Exercise objective:
A partial copy is required: transcribe exactly the lines from the one containing "Output the text content of this document." through the last line below, without any pictures.

Records for this task:

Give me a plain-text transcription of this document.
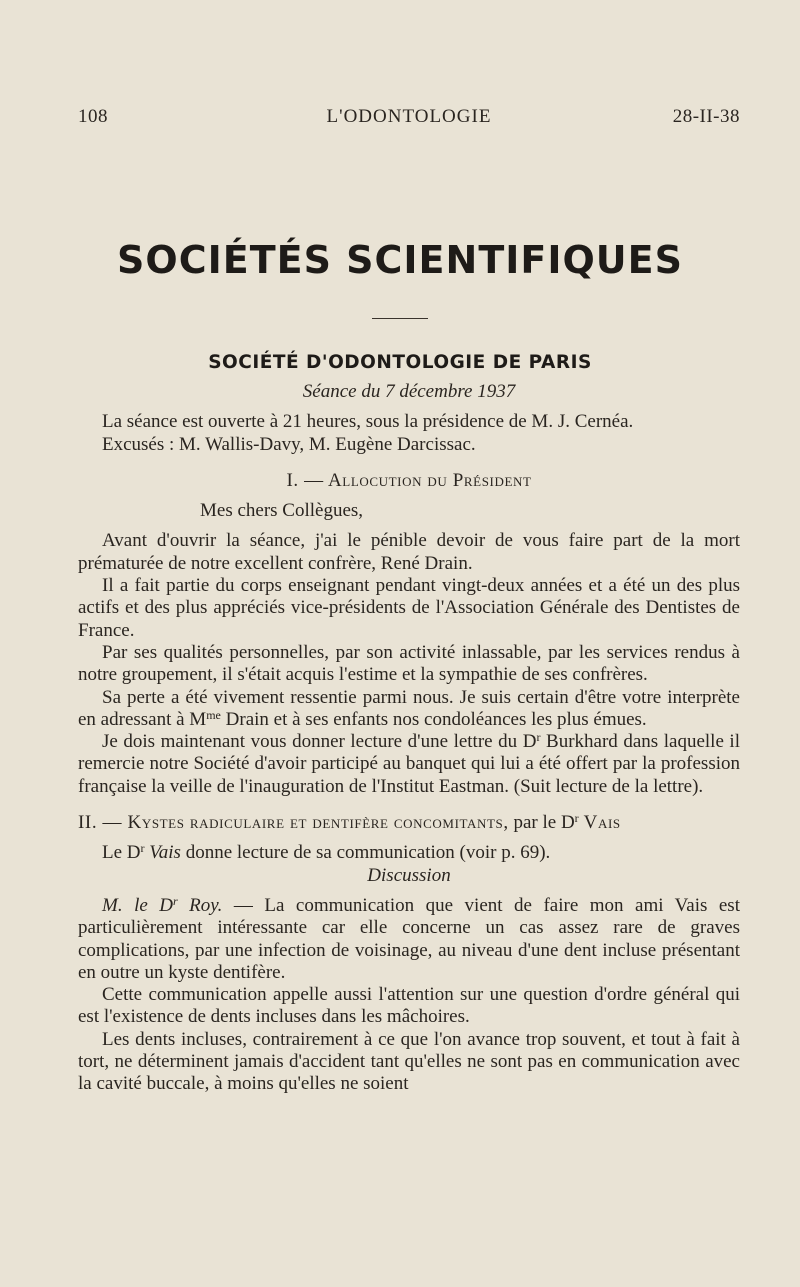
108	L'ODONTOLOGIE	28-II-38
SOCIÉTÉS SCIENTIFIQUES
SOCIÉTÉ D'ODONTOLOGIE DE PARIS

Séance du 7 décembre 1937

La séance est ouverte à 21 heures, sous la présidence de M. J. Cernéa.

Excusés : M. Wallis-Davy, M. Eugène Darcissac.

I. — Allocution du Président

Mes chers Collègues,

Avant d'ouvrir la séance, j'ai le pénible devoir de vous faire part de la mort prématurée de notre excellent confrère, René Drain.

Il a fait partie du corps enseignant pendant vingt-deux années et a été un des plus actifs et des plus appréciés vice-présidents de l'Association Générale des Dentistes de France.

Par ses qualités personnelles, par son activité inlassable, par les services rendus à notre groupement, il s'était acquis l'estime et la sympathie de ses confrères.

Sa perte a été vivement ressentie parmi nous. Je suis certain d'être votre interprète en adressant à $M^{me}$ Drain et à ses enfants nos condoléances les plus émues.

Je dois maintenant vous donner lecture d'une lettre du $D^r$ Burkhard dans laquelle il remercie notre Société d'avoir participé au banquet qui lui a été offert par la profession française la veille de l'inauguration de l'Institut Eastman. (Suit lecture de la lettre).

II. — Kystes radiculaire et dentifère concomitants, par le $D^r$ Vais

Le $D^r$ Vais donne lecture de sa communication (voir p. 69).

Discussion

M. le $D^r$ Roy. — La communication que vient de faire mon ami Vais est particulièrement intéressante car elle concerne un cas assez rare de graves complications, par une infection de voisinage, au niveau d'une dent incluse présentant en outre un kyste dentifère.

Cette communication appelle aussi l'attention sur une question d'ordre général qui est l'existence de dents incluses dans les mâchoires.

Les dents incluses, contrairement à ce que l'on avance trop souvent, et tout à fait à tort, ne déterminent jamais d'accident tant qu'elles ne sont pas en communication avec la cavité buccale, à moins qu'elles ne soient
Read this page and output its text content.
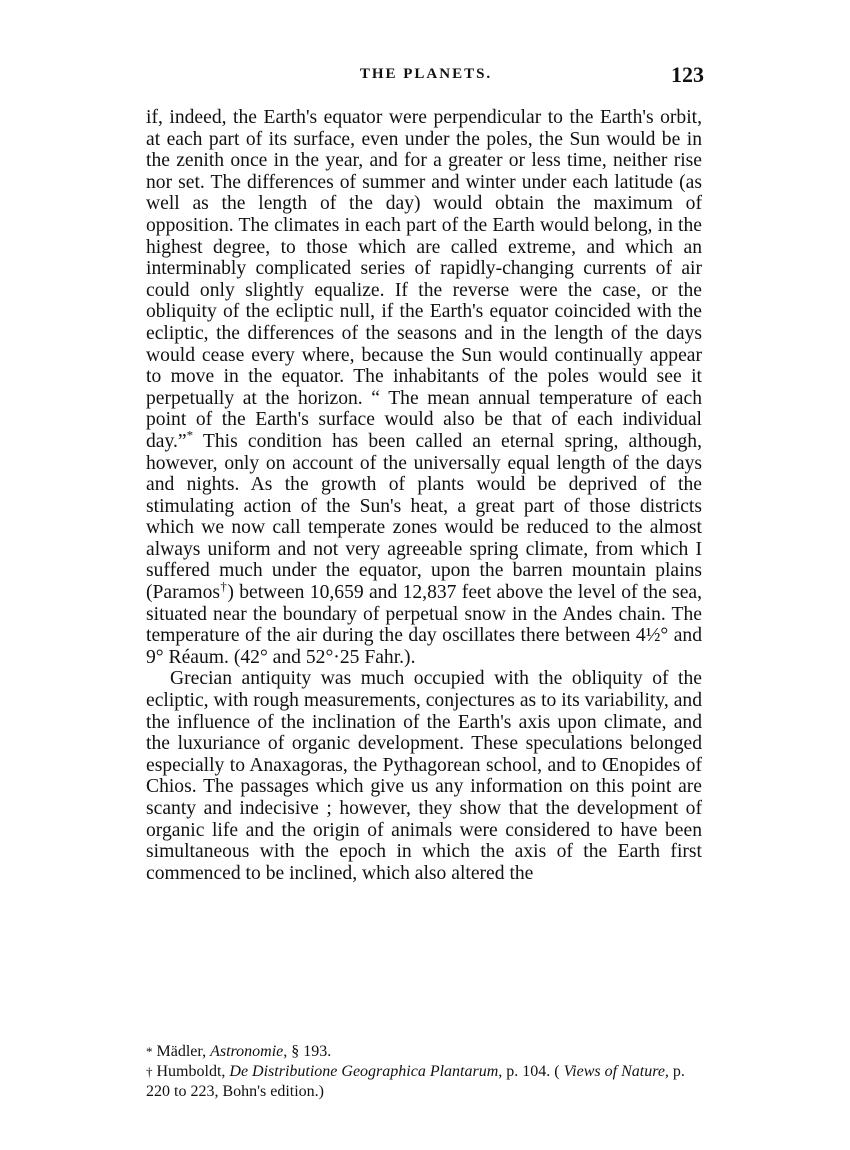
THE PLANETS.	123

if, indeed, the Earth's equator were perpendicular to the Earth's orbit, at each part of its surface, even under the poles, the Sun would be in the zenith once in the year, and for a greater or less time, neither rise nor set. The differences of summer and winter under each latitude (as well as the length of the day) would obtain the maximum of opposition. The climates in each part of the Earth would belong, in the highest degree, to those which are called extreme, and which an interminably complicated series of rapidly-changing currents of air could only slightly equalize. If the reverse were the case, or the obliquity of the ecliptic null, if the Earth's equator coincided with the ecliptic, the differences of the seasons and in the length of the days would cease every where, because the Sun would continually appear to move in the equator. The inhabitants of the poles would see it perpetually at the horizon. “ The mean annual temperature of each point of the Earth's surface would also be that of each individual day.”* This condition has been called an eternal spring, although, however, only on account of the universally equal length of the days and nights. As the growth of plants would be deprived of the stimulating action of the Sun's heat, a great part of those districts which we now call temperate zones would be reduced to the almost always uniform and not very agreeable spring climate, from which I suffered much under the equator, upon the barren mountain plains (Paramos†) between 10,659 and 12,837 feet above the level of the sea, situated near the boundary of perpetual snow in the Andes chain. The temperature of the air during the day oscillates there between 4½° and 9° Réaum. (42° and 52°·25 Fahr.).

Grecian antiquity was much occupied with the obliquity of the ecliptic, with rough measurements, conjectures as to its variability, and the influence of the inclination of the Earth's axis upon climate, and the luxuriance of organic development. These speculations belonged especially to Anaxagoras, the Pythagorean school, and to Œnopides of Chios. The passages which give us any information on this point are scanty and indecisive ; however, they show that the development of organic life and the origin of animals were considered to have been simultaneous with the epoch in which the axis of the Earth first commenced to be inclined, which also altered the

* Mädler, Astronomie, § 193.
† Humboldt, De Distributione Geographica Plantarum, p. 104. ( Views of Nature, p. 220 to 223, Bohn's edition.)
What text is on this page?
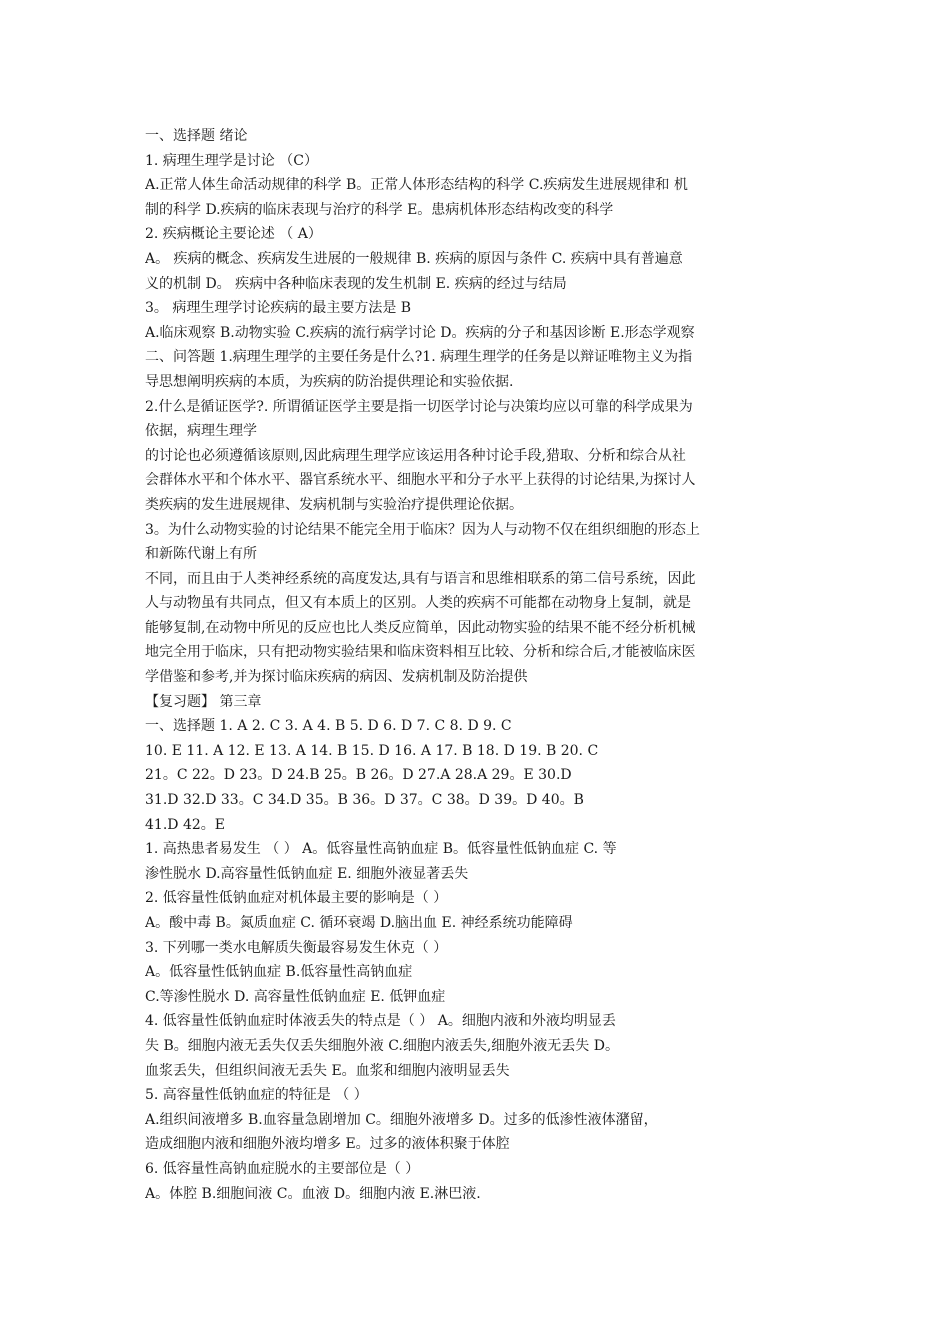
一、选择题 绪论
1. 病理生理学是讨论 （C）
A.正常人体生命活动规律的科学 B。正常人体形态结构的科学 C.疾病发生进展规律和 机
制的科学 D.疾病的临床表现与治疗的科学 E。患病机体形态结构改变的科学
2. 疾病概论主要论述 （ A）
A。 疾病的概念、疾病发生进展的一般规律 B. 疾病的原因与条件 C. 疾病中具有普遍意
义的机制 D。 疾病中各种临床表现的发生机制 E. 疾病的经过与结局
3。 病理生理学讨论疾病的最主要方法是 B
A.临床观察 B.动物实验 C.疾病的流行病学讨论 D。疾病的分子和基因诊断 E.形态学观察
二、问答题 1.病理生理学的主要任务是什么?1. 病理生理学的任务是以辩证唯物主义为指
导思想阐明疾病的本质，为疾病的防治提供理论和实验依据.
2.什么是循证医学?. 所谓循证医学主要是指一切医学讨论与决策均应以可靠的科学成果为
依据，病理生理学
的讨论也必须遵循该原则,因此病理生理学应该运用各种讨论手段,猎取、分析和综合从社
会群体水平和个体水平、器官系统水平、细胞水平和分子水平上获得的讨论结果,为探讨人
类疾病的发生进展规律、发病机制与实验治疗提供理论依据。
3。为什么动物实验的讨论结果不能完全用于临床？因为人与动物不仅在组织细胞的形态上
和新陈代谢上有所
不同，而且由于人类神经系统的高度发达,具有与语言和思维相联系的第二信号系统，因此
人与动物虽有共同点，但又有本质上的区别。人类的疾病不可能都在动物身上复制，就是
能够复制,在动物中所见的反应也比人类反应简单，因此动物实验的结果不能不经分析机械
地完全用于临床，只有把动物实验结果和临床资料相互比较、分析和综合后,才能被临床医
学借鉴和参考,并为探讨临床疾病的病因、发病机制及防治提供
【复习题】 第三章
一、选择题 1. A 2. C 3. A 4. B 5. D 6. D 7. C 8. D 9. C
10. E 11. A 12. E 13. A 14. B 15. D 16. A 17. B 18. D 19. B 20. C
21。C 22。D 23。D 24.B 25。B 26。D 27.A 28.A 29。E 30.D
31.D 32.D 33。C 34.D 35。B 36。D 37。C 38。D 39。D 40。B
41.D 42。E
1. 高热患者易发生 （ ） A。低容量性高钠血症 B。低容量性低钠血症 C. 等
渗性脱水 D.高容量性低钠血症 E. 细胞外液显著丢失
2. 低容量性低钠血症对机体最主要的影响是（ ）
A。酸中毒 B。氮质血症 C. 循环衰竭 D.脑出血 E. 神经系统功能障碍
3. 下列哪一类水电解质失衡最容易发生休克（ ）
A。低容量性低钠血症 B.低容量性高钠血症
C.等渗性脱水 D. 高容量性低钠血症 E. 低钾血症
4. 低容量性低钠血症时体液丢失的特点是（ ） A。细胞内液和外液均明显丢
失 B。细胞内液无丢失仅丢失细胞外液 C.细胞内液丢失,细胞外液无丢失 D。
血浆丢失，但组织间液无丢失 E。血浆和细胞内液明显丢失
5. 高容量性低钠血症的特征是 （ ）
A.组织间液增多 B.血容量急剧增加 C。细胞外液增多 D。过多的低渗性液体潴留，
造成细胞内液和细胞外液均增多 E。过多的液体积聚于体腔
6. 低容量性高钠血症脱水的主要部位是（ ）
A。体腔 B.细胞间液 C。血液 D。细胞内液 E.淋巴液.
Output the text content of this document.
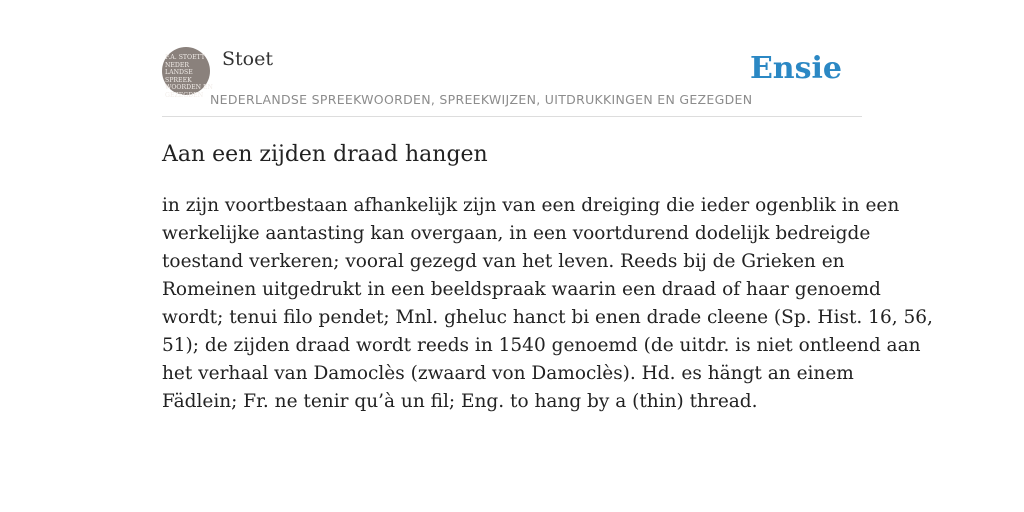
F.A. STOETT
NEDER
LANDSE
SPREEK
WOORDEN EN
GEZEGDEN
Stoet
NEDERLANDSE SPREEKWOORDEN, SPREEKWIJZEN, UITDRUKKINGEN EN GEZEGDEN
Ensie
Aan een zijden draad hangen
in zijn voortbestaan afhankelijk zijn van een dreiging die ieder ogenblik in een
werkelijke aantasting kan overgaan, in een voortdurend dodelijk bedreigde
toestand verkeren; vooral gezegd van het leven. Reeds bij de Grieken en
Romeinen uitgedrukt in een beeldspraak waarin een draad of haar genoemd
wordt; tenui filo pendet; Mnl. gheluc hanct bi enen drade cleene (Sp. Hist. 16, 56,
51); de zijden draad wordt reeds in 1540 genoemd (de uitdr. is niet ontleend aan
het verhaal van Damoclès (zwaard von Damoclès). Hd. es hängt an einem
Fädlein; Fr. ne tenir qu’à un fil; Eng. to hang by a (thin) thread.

Solution to this task:
Output the text content of this document.
F.A. STOETT
NEDER
LANDSE
SPREEK
WOORDEN EN
GEZEGDEN
Stoet
NEDERLANDSE SPREEKWOORDEN, SPREEKWIJZEN, UITDRUKKINGEN EN GEZEGDEN
Ensie
Aan een zijden draad hangen
in zijn voortbestaan afhankelijk zijn van een dreiging die ieder ogenblik in een
werkelijke aantasting kan overgaan, in een voortdurend dodelijk bedreigde
toestand verkeren; vooral gezegd van het leven. Reeds bij de Grieken en
Romeinen uitgedrukt in een beeldspraak waarin een draad of haar genoemd
wordt; tenui filo pendet; Mnl. gheluc hanct bi enen drade cleene (Sp. Hist. 16, 56,
51); de zijden draad wordt reeds in 1540 genoemd (de uitdr. is niet ontleend aan
het verhaal van Damoclès (zwaard von Damoclès). Hd. es hängt an einem
Fädlein; Fr. ne tenir qu’à un fil; Eng. to hang by a (thin) thread.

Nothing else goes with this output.